Copy out the listing that follows exactly, dropping every picture.

── Data shown ──

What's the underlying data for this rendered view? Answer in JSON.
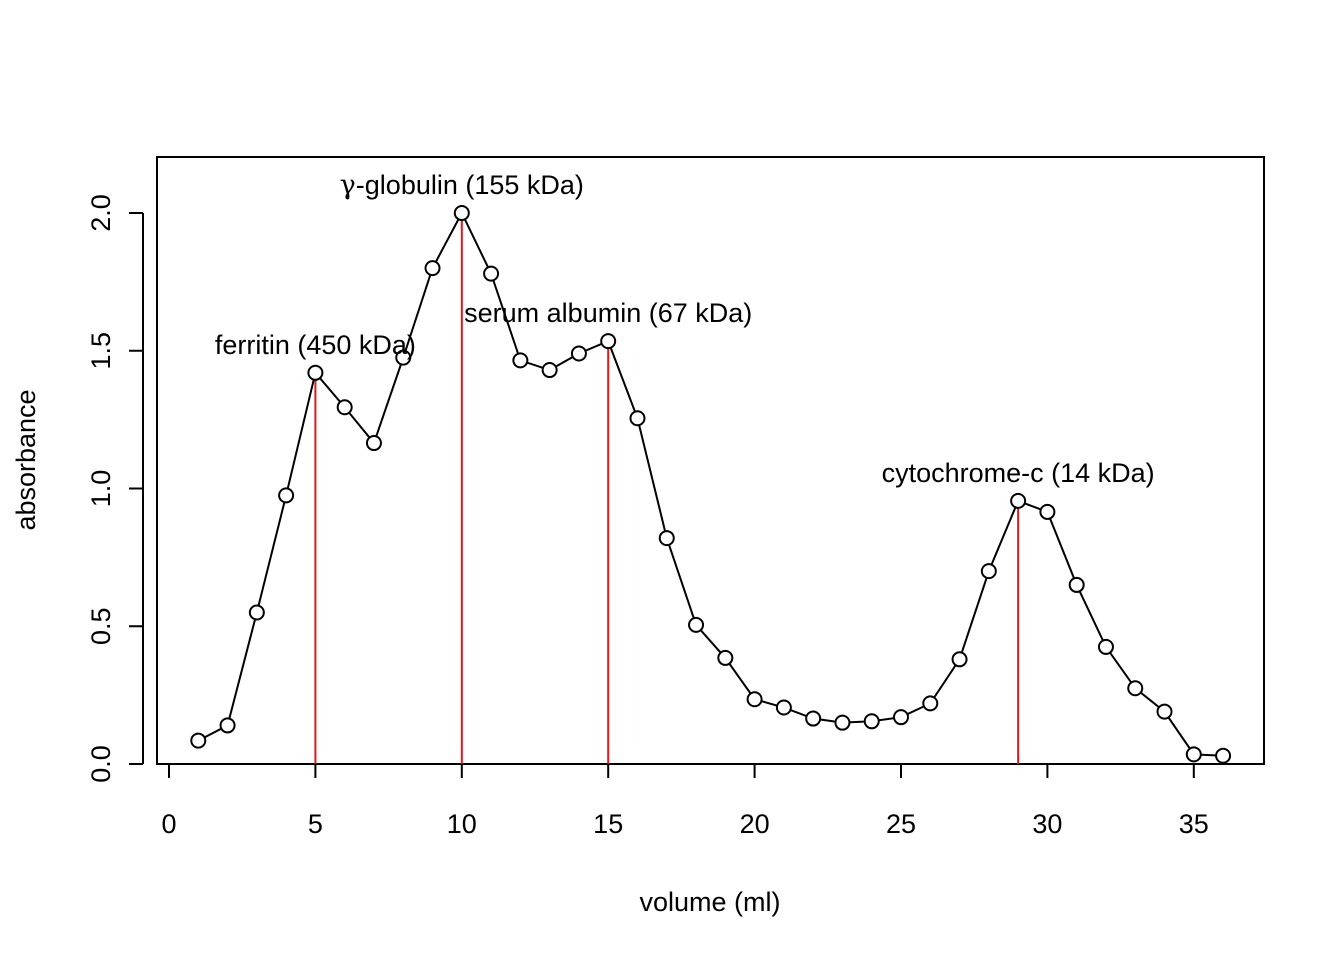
{
  "chart_data": {
    "type": "line",
    "title": "",
    "xlabel": "volume (ml)",
    "ylabel": "absorbance",
    "xlim": [
      0,
      36
    ],
    "ylim": [
      0,
      2.0
    ],
    "x_ticks": [
      "0",
      "5",
      "10",
      "15",
      "20",
      "25",
      "30",
      "35"
    ],
    "y_ticks": [
      "0.0",
      "0.5",
      "1.0",
      "1.5",
      "2.0"
    ],
    "grid": false,
    "legend": "none",
    "marker": "open-circle",
    "line_color": "#000000",
    "peak_line_color": "#e0191c",
    "series": [
      {
        "x": [
          1,
          2,
          3,
          4,
          5,
          6,
          7,
          8,
          9,
          10,
          11,
          12,
          13,
          14,
          15,
          16,
          17,
          18,
          19,
          20,
          21,
          22,
          23,
          24,
          25,
          26,
          27,
          28,
          29,
          30,
          31,
          32,
          33,
          34,
          35,
          36
        ],
        "values": [
          0.085,
          0.14,
          0.55,
          0.975,
          1.42,
          1.295,
          1.165,
          1.475,
          1.8,
          2.0,
          1.78,
          1.465,
          1.43,
          1.49,
          1.535,
          1.255,
          0.82,
          0.505,
          0.385,
          0.235,
          0.205,
          0.165,
          0.15,
          0.155,
          0.17,
          0.22,
          0.38,
          0.7,
          0.955,
          0.915,
          0.65,
          0.425,
          0.275,
          0.19,
          0.035,
          0.03
        ]
      }
    ],
    "peaks": [
      {
        "x": 5,
        "y": 1.42,
        "label": "ferritin (450 kDa)"
      },
      {
        "x": 10,
        "y": 2.0,
        "label_prefix": "γ",
        "label": "-globulin (155 kDa)"
      },
      {
        "x": 15,
        "y": 1.535,
        "label": "serum albumin (67 kDa)"
      },
      {
        "x": 29,
        "y": 0.955,
        "label": "cytochrome-c (14 kDa)"
      }
    ]
  }
}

───

## Exercise answer
What's the underlying data for this rendered view? Answer in JSON.
{
  "chart_data": {
    "type": "line",
    "title": "",
    "xlabel": "volume (ml)",
    "ylabel": "absorbance",
    "xlim": [
      0,
      36
    ],
    "ylim": [
      0,
      2.0
    ],
    "x_ticks": [
      "0",
      "5",
      "10",
      "15",
      "20",
      "25",
      "30",
      "35"
    ],
    "y_ticks": [
      "0.0",
      "0.5",
      "1.0",
      "1.5",
      "2.0"
    ],
    "grid": false,
    "legend": "none",
    "marker": "open-circle",
    "line_color": "#000000",
    "peak_line_color": "#e0191c",
    "series": [
      {
        "x": [
          1,
          2,
          3,
          4,
          5,
          6,
          7,
          8,
          9,
          10,
          11,
          12,
          13,
          14,
          15,
          16,
          17,
          18,
          19,
          20,
          21,
          22,
          23,
          24,
          25,
          26,
          27,
          28,
          29,
          30,
          31,
          32,
          33,
          34,
          35,
          36
        ],
        "values": [
          0.085,
          0.14,
          0.55,
          0.975,
          1.42,
          1.295,
          1.165,
          1.475,
          1.8,
          2.0,
          1.78,
          1.465,
          1.43,
          1.49,
          1.535,
          1.255,
          0.82,
          0.505,
          0.385,
          0.235,
          0.205,
          0.165,
          0.15,
          0.155,
          0.17,
          0.22,
          0.38,
          0.7,
          0.955,
          0.915,
          0.65,
          0.425,
          0.275,
          0.19,
          0.035,
          0.03
        ]
      }
    ],
    "peaks": [
      {
        "x": 5,
        "y": 1.42,
        "label": "ferritin (450 kDa)"
      },
      {
        "x": 10,
        "y": 2.0,
        "label_prefix": "γ",
        "label": "-globulin (155 kDa)"
      },
      {
        "x": 15,
        "y": 1.535,
        "label": "serum albumin (67 kDa)"
      },
      {
        "x": 29,
        "y": 0.955,
        "label": "cytochrome-c (14 kDa)"
      }
    ]
  }
}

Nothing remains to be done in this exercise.